Tarefa 1 — De acordo com o texto sobre Adrian Lamo, que sentença ele recebeu depois de se declarar culpado em 2004?
Tarefa 2 — Liste todas as empresas e organizações cujos sistemas, segundo o texto sobre Adrian Lamo, ele invadiu ou acessou.
Tarefa 3 — Dê continuidade ao texto sobre Adrian Lamo a partir da última frase apresentada.

Texto de estudo —
--*--
O renegado
Em 2003, Adrian Lamo invadiu o sistema do jornal The New York Times apenas para incluir a si mesmo na lista de colaboradores. O jornal não achou graça na brincadeira e denunciou Lamo ao FBI. Em 2004, ele se declarou culpado da invasão e de também ter acessado os sistemas do Yahoo!, Microsoft e WorldCom, recebendo sentença de seis meses de prisão domiciliar na casa dos pais e mais dois anos de liberdade vigiada.
Seis anos depois, ele se tornou um renegado na comunidade hacker quando veio à público ele denunciara ao FBI o soldado Bradley Manning, 22 anos, analista de inteligência do exército americano, como o responsável pelo vazamento de informações confidenciais sobre a Guerra do Iraque, inclusive do polêmico vídeo em que um helicóptero Apache dispara contra civis. Manning, que aparentemente agiu contra a guerra, procurou Lamo em busca de apoio após saber, pela revista Wired, que o hacker era portador da Síndrome de Asperger, uma forma de autismo. Considerava os dois “almas irmãs”, mas Lamo disse que denunciando Manning salvaria vidas de militares americanos em combate.
--*--
Dados armazenados
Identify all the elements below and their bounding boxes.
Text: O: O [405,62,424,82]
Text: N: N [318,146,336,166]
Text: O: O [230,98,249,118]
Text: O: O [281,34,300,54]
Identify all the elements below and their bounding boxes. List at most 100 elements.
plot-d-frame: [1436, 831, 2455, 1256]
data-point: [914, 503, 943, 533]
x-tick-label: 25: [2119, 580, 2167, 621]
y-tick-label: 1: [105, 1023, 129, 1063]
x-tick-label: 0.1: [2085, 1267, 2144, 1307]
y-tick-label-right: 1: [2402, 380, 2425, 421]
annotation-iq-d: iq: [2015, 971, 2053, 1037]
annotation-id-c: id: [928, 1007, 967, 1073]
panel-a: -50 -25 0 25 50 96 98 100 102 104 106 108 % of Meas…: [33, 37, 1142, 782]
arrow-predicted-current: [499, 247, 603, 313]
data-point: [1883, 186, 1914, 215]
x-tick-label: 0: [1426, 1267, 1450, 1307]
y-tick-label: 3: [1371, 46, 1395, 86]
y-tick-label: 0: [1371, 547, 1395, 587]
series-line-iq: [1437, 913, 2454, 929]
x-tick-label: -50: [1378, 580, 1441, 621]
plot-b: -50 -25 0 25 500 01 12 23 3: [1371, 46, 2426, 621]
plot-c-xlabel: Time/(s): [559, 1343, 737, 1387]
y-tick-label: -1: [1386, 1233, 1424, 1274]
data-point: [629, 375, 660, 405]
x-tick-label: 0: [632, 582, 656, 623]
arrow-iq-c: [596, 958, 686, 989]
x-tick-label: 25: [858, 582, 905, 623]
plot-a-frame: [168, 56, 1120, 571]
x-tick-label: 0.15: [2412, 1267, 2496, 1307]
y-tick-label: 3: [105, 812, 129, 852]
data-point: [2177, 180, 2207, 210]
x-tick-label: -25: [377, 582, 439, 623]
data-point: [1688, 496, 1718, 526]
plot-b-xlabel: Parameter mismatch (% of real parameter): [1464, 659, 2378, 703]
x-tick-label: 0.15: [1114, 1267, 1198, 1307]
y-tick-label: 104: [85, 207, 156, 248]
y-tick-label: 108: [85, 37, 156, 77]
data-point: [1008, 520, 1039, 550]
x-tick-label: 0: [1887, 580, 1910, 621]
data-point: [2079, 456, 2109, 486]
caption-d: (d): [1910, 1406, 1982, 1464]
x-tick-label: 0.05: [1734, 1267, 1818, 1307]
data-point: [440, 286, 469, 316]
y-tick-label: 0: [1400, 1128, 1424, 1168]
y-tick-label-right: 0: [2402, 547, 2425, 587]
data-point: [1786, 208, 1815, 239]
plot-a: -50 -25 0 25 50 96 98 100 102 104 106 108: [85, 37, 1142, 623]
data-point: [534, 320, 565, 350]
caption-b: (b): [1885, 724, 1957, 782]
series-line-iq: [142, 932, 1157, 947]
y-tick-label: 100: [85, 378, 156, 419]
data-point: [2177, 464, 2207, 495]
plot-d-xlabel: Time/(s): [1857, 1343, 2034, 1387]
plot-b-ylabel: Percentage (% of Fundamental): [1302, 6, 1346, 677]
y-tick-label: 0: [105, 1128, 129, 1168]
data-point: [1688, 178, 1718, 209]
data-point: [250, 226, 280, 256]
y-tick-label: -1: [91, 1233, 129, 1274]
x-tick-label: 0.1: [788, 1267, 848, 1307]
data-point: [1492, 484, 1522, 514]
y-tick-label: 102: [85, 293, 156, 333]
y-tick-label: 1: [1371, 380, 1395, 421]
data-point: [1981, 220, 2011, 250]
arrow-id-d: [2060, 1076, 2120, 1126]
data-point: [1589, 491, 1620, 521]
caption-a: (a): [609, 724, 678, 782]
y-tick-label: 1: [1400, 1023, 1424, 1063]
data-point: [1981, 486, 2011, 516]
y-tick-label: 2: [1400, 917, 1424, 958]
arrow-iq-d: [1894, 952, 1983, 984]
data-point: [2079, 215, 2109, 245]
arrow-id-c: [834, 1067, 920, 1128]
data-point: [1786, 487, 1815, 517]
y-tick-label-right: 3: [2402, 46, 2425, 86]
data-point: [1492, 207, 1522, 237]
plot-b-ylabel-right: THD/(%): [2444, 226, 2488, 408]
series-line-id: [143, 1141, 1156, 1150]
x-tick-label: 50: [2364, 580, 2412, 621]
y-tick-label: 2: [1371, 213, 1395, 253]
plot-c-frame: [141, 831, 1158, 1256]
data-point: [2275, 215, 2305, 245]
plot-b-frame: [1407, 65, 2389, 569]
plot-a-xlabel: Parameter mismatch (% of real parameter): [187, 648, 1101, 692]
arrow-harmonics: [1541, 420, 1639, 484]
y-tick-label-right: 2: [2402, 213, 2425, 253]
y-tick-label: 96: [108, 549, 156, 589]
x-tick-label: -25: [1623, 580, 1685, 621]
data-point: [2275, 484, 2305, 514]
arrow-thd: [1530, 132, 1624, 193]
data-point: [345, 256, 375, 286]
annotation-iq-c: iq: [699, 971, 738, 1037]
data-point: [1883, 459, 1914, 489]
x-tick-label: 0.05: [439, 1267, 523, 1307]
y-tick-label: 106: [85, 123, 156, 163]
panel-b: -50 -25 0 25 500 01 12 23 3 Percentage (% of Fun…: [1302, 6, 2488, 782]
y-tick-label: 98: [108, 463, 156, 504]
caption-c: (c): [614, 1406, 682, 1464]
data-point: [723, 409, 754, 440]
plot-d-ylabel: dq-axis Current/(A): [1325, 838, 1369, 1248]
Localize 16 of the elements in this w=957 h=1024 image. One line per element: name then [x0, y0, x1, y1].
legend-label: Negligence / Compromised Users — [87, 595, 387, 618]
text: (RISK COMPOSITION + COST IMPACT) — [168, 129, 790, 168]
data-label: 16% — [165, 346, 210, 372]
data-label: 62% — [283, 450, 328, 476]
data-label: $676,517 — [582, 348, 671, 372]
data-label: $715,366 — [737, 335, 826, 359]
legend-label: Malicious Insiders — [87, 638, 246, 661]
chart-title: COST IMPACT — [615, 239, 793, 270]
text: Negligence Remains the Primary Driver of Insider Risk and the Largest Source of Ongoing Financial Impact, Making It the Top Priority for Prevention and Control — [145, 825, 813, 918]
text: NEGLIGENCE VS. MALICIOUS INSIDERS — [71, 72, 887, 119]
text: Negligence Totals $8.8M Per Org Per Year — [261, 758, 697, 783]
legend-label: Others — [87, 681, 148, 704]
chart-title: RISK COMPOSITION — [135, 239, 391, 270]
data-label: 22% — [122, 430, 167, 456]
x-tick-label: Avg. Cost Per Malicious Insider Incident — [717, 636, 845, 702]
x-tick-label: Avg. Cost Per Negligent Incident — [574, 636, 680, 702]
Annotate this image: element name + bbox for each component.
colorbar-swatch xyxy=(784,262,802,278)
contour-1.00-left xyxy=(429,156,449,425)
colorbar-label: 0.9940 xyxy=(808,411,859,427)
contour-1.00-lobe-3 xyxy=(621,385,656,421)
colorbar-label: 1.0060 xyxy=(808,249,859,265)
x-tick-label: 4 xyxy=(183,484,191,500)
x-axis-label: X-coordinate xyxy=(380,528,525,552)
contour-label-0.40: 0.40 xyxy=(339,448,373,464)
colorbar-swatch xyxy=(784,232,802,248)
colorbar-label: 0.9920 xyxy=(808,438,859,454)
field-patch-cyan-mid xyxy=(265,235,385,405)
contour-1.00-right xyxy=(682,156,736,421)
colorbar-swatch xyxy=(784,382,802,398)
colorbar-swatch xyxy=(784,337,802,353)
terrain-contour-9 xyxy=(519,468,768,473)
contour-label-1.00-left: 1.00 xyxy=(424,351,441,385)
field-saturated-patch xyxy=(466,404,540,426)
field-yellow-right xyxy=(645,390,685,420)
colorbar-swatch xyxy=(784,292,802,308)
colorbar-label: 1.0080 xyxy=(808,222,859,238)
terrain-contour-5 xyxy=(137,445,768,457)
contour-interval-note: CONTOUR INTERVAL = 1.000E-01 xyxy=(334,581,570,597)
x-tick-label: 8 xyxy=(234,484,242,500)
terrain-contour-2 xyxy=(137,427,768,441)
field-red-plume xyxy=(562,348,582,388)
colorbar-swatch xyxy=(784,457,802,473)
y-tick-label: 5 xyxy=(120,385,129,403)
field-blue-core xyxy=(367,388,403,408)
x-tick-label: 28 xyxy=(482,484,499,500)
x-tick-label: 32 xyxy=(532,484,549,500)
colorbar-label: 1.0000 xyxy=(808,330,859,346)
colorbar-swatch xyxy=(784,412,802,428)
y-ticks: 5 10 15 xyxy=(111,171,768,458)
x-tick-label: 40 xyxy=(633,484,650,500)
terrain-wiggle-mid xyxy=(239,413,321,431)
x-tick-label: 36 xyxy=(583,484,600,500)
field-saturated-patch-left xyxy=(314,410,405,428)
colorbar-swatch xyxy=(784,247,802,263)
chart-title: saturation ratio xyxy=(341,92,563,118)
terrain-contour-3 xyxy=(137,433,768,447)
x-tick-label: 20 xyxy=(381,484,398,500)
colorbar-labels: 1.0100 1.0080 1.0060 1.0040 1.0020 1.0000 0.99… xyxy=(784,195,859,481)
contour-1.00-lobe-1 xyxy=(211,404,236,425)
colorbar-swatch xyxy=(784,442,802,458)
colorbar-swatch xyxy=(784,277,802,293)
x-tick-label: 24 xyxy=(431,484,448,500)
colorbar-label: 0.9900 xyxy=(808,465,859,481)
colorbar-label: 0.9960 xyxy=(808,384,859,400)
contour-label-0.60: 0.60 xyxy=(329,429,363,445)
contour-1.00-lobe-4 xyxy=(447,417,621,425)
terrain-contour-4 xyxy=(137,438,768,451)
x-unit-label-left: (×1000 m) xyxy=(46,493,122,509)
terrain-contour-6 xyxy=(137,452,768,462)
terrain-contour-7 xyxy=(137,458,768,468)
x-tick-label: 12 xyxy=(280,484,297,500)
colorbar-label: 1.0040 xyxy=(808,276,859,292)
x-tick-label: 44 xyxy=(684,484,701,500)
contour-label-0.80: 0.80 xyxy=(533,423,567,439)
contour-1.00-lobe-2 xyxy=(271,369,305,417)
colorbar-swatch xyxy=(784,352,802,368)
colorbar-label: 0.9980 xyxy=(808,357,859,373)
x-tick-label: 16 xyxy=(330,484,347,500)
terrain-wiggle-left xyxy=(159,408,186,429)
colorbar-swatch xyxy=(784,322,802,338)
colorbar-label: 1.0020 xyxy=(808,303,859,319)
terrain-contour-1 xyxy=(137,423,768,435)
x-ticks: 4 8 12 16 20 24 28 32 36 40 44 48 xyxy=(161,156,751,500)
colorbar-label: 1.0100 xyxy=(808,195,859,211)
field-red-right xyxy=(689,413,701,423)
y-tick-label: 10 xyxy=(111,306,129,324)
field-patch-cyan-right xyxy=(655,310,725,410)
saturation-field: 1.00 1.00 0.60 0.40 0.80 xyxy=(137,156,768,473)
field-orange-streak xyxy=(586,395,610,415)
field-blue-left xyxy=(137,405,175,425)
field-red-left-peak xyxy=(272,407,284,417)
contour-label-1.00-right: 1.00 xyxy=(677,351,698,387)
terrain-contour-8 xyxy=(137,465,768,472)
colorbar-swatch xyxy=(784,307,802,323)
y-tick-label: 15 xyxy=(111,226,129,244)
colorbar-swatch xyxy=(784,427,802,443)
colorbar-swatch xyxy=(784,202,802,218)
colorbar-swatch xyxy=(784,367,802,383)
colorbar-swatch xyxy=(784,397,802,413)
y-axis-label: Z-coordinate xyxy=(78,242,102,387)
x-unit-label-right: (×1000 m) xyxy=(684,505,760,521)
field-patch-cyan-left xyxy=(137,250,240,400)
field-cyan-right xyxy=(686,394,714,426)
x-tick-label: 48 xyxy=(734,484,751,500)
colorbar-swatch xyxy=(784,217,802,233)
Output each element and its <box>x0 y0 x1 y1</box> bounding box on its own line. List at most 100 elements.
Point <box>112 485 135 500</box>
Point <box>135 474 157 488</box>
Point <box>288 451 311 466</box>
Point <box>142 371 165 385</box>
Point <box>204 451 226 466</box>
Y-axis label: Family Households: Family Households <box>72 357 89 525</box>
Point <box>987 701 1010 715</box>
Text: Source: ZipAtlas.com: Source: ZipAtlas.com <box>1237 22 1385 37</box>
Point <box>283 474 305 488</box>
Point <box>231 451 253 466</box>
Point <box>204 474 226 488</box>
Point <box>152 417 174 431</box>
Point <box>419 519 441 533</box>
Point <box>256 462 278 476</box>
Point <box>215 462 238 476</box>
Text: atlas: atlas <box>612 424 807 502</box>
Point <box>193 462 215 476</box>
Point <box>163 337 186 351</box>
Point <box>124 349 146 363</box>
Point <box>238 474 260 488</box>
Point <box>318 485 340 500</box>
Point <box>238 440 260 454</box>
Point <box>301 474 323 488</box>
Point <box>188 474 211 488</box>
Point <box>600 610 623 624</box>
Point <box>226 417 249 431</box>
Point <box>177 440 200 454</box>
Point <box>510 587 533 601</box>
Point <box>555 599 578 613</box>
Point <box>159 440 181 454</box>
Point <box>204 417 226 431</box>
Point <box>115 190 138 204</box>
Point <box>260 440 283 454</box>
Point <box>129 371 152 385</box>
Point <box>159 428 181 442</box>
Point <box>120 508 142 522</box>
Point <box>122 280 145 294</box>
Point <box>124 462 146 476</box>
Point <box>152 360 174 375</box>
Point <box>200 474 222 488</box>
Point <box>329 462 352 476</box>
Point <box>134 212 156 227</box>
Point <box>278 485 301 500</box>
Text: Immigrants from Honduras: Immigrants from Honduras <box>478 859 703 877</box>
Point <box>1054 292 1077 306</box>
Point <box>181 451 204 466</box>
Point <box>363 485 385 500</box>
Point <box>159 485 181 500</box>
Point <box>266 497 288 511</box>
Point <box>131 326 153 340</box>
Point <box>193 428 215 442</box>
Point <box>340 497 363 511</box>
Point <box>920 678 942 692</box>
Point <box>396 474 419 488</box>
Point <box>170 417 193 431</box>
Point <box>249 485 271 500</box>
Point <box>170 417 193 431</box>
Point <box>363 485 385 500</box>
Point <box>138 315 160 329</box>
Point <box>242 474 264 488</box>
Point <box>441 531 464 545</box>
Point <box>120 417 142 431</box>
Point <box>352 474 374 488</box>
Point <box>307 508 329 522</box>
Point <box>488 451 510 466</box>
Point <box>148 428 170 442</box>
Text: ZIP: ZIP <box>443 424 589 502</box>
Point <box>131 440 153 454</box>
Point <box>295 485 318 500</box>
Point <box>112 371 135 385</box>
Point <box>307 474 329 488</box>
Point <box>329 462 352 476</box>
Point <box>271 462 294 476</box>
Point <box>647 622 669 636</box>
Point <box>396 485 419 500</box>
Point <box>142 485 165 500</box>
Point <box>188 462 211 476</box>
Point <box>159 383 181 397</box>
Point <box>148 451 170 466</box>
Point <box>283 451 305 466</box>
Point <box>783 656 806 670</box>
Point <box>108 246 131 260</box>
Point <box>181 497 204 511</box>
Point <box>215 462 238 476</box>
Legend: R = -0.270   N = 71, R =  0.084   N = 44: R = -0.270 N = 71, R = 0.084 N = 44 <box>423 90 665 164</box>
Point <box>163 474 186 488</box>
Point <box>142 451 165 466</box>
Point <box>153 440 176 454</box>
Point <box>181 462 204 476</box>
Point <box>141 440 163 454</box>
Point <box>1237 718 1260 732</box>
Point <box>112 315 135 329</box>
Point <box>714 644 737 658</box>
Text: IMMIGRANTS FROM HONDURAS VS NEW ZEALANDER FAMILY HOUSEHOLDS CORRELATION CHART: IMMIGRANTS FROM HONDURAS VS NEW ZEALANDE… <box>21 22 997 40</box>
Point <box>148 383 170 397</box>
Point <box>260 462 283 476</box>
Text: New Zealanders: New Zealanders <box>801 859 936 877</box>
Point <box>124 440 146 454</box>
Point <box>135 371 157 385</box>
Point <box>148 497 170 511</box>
--*--
Resposta 1 — Seis meses de prisão domiciliar na casa dos pais e mais dois anos de liberdade vigiada.

Resposta 2 — The New York Times, Yahoo!, Microsoft e WorldCom.

Resposta 3 —
Caiu, a partir de então, em desgraça com os ex-fãs. O site sueco Wikileaks, que publicou na internet o vídeo do ataque de helicóptero, chamou-o de ‘notório ladrão de informação e manipulador’. Lamo, hoje um consultor de segurança de empresas, também vive a situação inusitada de ser cumprimentado, graças a seu “patriotismo”, por pessoas que antes o criticavam pela vida de hacker.